▶ _WHAT TO PRODUCE_
Copy the records below exactly, omitting any pictures they contain.

▶ _INPUT FOR THIS TASK_
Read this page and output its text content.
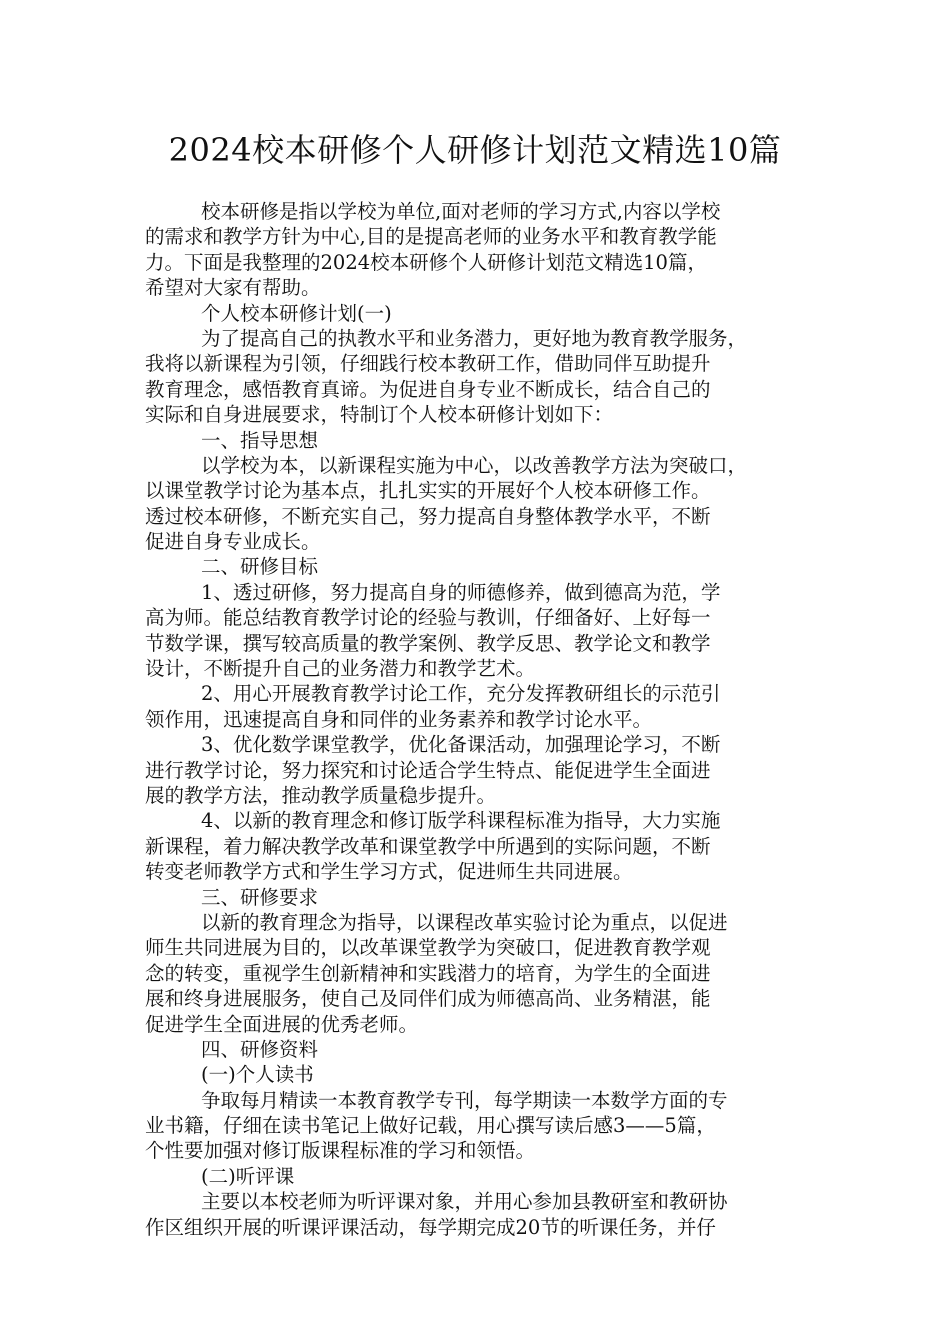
2024校本研修个人研修计划范文精选10篇
校本研修是指以学校为单位,面对老师的学习方式,内容以学校
的需求和教学方针为中心,目的是提高老师的业务水平和教育教学能
力。下面是我整理的2024校本研修个人研修计划范文精选10篇，
希望对大家有帮助。
个人校本研修计划(一)
为了提高自己的执教水平和业务潜力，更好地为教育教学服务，
我将以新课程为引领，仔细践行校本教研工作，借助同伴互助提升
教育理念，感悟教育真谛。为促进自身专业不断成长，结合自己的
实际和自身进展要求，特制订个人校本研修计划如下：
一、指导思想
以学校为本，以新课程实施为中心，以改善教学方法为突破口，
以课堂教学讨论为基本点，扎扎实实的开展好个人校本研修工作。
透过校本研修，不断充实自己，努力提高自身整体教学水平，不断
促进自身专业成长。
二、研修目标
1、透过研修，努力提高自身的师德修养，做到德高为范，学
高为师。能总结教育教学讨论的经验与教训，仔细备好、上好每一
节数学课，撰写较高质量的教学案例、教学反思、教学论文和教学
设计，不断提升自己的业务潜力和教学艺术。
2、用心开展教育教学讨论工作，充分发挥教研组长的示范引
领作用，迅速提高自身和同伴的业务素养和教学讨论水平。
3、优化数学课堂教学，优化备课活动，加强理论学习，不断
进行教学讨论，努力探究和讨论适合学生特点、能促进学生全面进
展的教学方法，推动教学质量稳步提升。
4、以新的教育理念和修订版学科课程标准为指导，大力实施
新课程，着力解决教学改革和课堂教学中所遇到的实际问题，不断
转变老师教学方式和学生学习方式，促进师生共同进展。
三、研修要求
以新的教育理念为指导，以课程改革实验讨论为重点，以促进
师生共同进展为目的，以改革课堂教学为突破口，促进教育教学观
念的转变，重视学生创新精神和实践潜力的培育，为学生的全面进
展和终身进展服务，使自己及同伴们成为师德高尚、业务精湛，能
促进学生全面进展的优秀老师。
四、研修资料
(一)个人读书
争取每月精读一本教育教学专刊，每学期读一本数学方面的专
业书籍，仔细在读书笔记上做好记载，用心撰写读后感3——5篇，
个性要加强对修订版课程标准的学习和领悟。
(二)听评课
主要以本校老师为听评课对象，并用心参加县教研室和教研协
作区组织开展的听课评课活动，每学期完成20节的听课任务，并仔
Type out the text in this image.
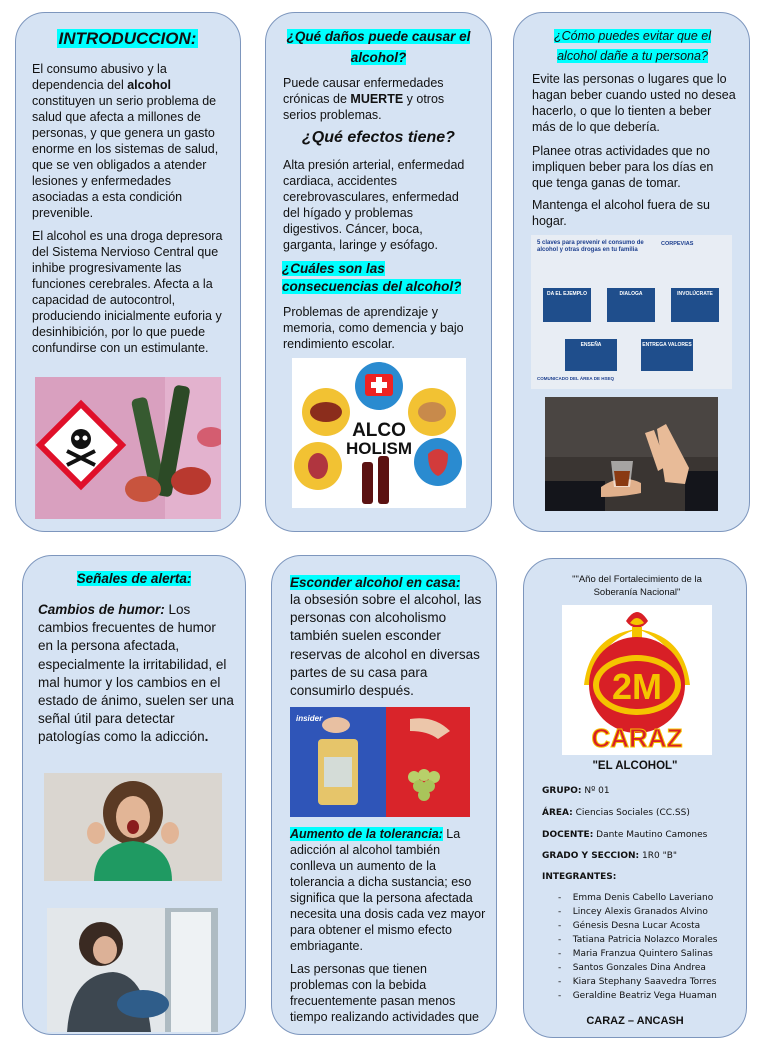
INTRODUCCION:

El consumo abusivo y la dependencia del alcohol constituyen un serio problema de salud que afecta a millones de personas, y que genera un gasto enorme en los sistemas de salud, que se ven obligados a atender lesiones y enfermedades asociadas a esta condición prevenible.

El alcohol es una droga depresora del Sistema Nervioso Central que inhibe progresivamente las funciones cerebrales. Afecta a la capacidad de autocontrol, produciendo inicialmente euforia y desinhibición, por lo que puede confundirse con un estimulante.

¿Qué daños puede causar el alcohol?

Puede causar enfermedades crónicas de MUERTE y otros serios problemas.

¿Qué efectos tiene?

Alta presión arterial, enfermedad cardiaca, accidentes cerebrovasculares, enfermedad del hígado y problemas digestivos. Cáncer, boca, garganta, laringe y esófago.

¿Cuáles son las consecuencias del alcohol?

Problemas de aprendizaje y memoria, como demencia y bajo rendimiento escolar.

ALCO
HOLISM
¿Cómo puedes evitar que el alcohol dañe a tu persona?

Evite las personas o lugares que lo hagan beber cuando usted no desea hacerlo, o que lo tienten a beber más de lo que debería.

Planee otras actividades que no impliquen beber para los días en que tenga ganas de tomar.

Mantenga el alcohol fuera de su hogar.

5 claves para prevenir el consumo de alcohol y otras drogas en tu familia
CORPEVIAS
DA EL EJEMPLO	DIALOGA	INVOLÚCRATE
ENSEÑA	ENTREGA VALORES
COMUNICADO DEL ÁREA DE HSEQ
Señales de alerta:

Cambios de humor: Los cambios frecuentes de humor en la persona afectada, especialmente la irritabilidad, el mal humor y los cambios en el estado de ánimo, suelen ser una señal útil para detectar patologías como la adicción.

Esconder alcohol en casa:

la obsesión sobre el alcohol, las personas con alcoholismo también suelen esconder reservas de alcohol en diversas partes de su casa para consumirlo después.

insider

Aumento de la tolerancia: La adicción al alcohol también conlleva un aumento de la tolerancia a dicha sustancia; eso significa que la persona afectada necesita una dosis cada vez mayor para obtener el mismo efecto embriagante.

Las personas que tienen problemas con la bebida frecuentemente pasan menos tiempo realizando actividades que

""Año del Fortalecimiento de la Soberanía Nacional"
2M
CARAZ
"EL ALCOHOL"
GRUPO: Nº 01
ÁREA: Ciencias Sociales (CC.SS)
DOCENTE: Dante Mautino Camones
GRADO Y SECCION: 1R0 "B"
INTEGRANTES:
-    Emma Denis Cabello Laveriano
-    Lincey Alexis Granados Alvino
-    Génesis Desna Lucar Acosta
-    Tatiana Patricia Nolazco Morales
-    Maria Franzua Quintero Salinas
-    Santos Gonzales Dina Andrea
-    Kiara Stephany Saavedra Torres
-    Geraldine Beatriz Vega Huaman
CARAZ – ANCASH
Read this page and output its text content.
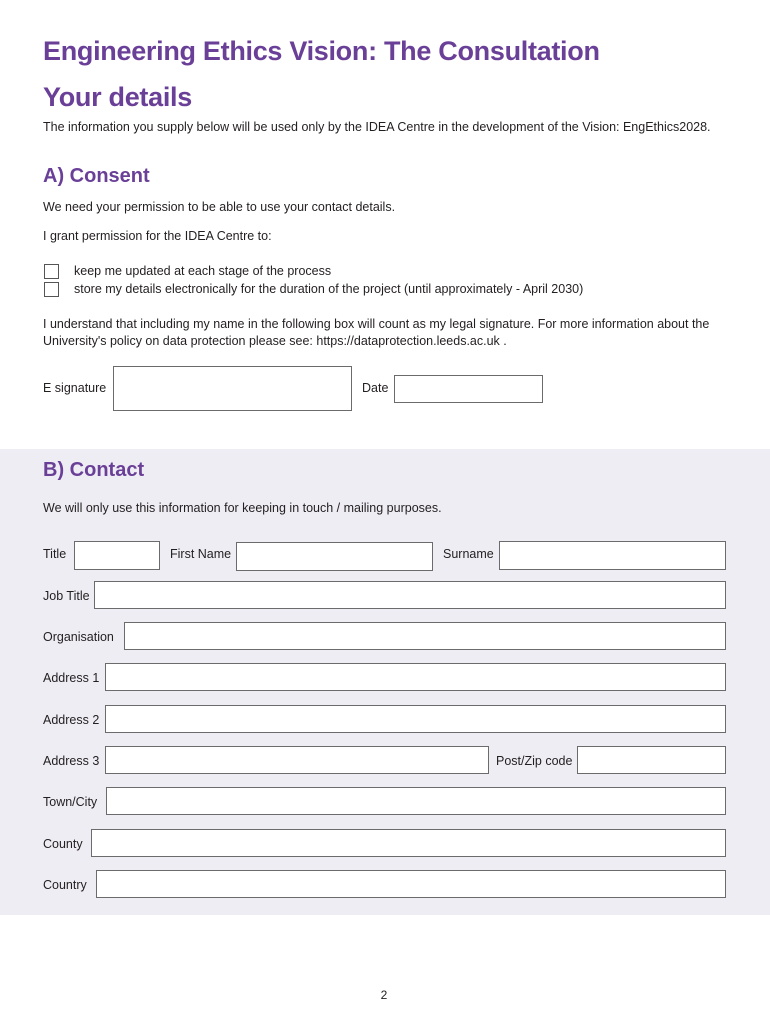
Engineering Ethics Vision: The Consultation
Your details
The information you supply below will be used only by the IDEA Centre in the development of the Vision: EngEthics2028.
A) Consent
We need your permission to be able to use your contact details.
I grant permission for the IDEA Centre to:
keep me updated at each stage of the process
store my details electronically for the duration of the project (until approximately - April 2030)
I understand that including my name in the following box will count as my legal signature. For more information about the University's policy on data protection please see: https://dataprotection.leeds.ac.uk .
E signature	Date
B) Contact
We will only use this information for keeping in touch / mailing purposes.
Title	First Name	Surname
Job Title
Organisation
Address 1
Address 2
Address 3	Post/Zip code
Town/City
County
Country
2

▶ _RESULT OF THIS EXERCISE_
Read this page and output its text content.
2024校本研修个人研修计划范文精选10篇
校本研修是指以学校为单位,面对老师的学习方式,内容以学校
的需求和教学方针为中心,目的是提高老师的业务水平和教育教学能
力。下面是我整理的2024校本研修个人研修计划范文精选10篇，
希望对大家有帮助。
个人校本研修计划(一)
为了提高自己的执教水平和业务潜力，更好地为教育教学服务，
我将以新课程为引领，仔细践行校本教研工作，借助同伴互助提升
教育理念，感悟教育真谛。为促进自身专业不断成长，结合自己的
实际和自身进展要求，特制订个人校本研修计划如下：
一、指导思想
以学校为本，以新课程实施为中心，以改善教学方法为突破口，
以课堂教学讨论为基本点，扎扎实实的开展好个人校本研修工作。
透过校本研修，不断充实自己，努力提高自身整体教学水平，不断
促进自身专业成长。
二、研修目标
1、透过研修，努力提高自身的师德修养，做到德高为范，学
高为师。能总结教育教学讨论的经验与教训，仔细备好、上好每一
节数学课，撰写较高质量的教学案例、教学反思、教学论文和教学
设计，不断提升自己的业务潜力和教学艺术。
2、用心开展教育教学讨论工作，充分发挥教研组长的示范引
领作用，迅速提高自身和同伴的业务素养和教学讨论水平。
3、优化数学课堂教学，优化备课活动，加强理论学习，不断
进行教学讨论，努力探究和讨论适合学生特点、能促进学生全面进
展的教学方法，推动教学质量稳步提升。
4、以新的教育理念和修订版学科课程标准为指导，大力实施
新课程，着力解决教学改革和课堂教学中所遇到的实际问题，不断
转变老师教学方式和学生学习方式，促进师生共同进展。
三、研修要求
以新的教育理念为指导，以课程改革实验讨论为重点，以促进
师生共同进展为目的，以改革课堂教学为突破口，促进教育教学观
念的转变，重视学生创新精神和实践潜力的培育，为学生的全面进
展和终身进展服务，使自己及同伴们成为师德高尚、业务精湛，能
促进学生全面进展的优秀老师。
四、研修资料
(一)个人读书
争取每月精读一本教育教学专刊，每学期读一本数学方面的专
业书籍，仔细在读书笔记上做好记载，用心撰写读后感3——5篇，
个性要加强对修订版课程标准的学习和领悟。
(二)听评课
主要以本校老师为听评课对象，并用心参加县教研室和教研协
作区组织开展的听课评课活动，每学期完成20节的听课任务，并仔
Type out the text in this image.
INTRODUCCION:

El consumo abusivo y la dependencia del alcohol constituyen un serio problema de salud que afecta a millones de personas, y que genera un gasto enorme en los sistemas de salud, que se ven obligados a atender lesiones y enfermedades asociadas a esta condición prevenible.

El alcohol es una droga depresora del Sistema Nervioso Central que inhibe progresivamente las funciones cerebrales. Afecta a la capacidad de autocontrol, produciendo inicialmente euforia y desinhibición, por lo que puede confundirse con un estimulante.

¿Qué daños puede causar el alcohol?

Puede causar enfermedades crónicas de MUERTE y otros serios problemas.

¿Qué efectos tiene?

Alta presión arterial, enfermedad cardiaca, accidentes cerebrovasculares, enfermedad del hígado y problemas digestivos. Cáncer, boca, garganta, laringe y esófago.

¿Cuáles son las consecuencias del alcohol?

Problemas de aprendizaje y memoria, como demencia y bajo rendimiento escolar.

ALCO
HOLISM
¿Cómo puedes evitar que el alcohol dañe a tu persona?

Evite las personas o lugares que lo hagan beber cuando usted no desea hacerlo, o que lo tienten a beber más de lo que debería.

Planee otras actividades que no impliquen beber para los días en que tenga ganas de tomar.

Mantenga el alcohol fuera de su hogar.

5 claves para prevenir el consumo de alcohol y otras drogas en tu familia
CORPEVIAS
DA EL EJEMPLO	DIALOGA	INVOLÚCRATE
ENSEÑA	ENTREGA VALORES
COMUNICADO DEL ÁREA DE HSEQ
Señales de alerta:

Cambios de humor: Los cambios frecuentes de humor en la persona afectada, especialmente la irritabilidad, el mal humor y los cambios en el estado de ánimo, suelen ser una señal útil para detectar patologías como la adicción.

Esconder alcohol en casa:

la obsesión sobre el alcohol, las personas con alcoholismo también suelen esconder reservas de alcohol en diversas partes de su casa para consumirlo después.

insider

Aumento de la tolerancia: La adicción al alcohol también conlleva un aumento de la tolerancia a dicha sustancia; eso significa que la persona afectada necesita una dosis cada vez mayor para obtener el mismo efecto embriagante.

Las personas que tienen problemas con la bebida frecuentemente pasan menos tiempo realizando actividades que

""Año del Fortalecimiento de la Soberanía Nacional"
2M
CARAZ
"EL ALCOHOL"
GRUPO: Nº 01
ÁREA: Ciencias Sociales (CC.SS)
DOCENTE: Dante Mautino Camones
GRADO Y SECCION: 1R0 "B"
INTEGRANTES:
-    Emma Denis Cabello Laveriano
-    Lincey Alexis Granados Alvino
-    Génesis Desna Lucar Acosta
-    Tatiana Patricia Nolazco Morales
-    Maria Franzua Quintero Salinas
-    Santos Gonzales Dina Andrea
-    Kiara Stephany Saavedra Torres
-    Geraldine Beatriz Vega Huaman
CARAZ – ANCASH
Read this page and output its text content.
Engineering Ethics Vision: The Consultation
Your details
The information you supply below will be used only by the IDEA Centre in the development of the Vision: EngEthics2028.
A) Consent
We need your permission to be able to use your contact details.
I grant permission for the IDEA Centre to:
keep me updated at each stage of the process
store my details electronically for the duration of the project (until approximately - April 2030)
I understand that including my name in the following box will count as my legal signature. For more information about the University's policy on data protection please see: https://dataprotection.leeds.ac.uk .
E signature	Date
B) Contact
We will only use this information for keeping in touch / mailing purposes.
Title	First Name	Surname
Job Title
Organisation
Address 1
Address 2
Address 3	Post/Zip code
Town/City
County
Country
2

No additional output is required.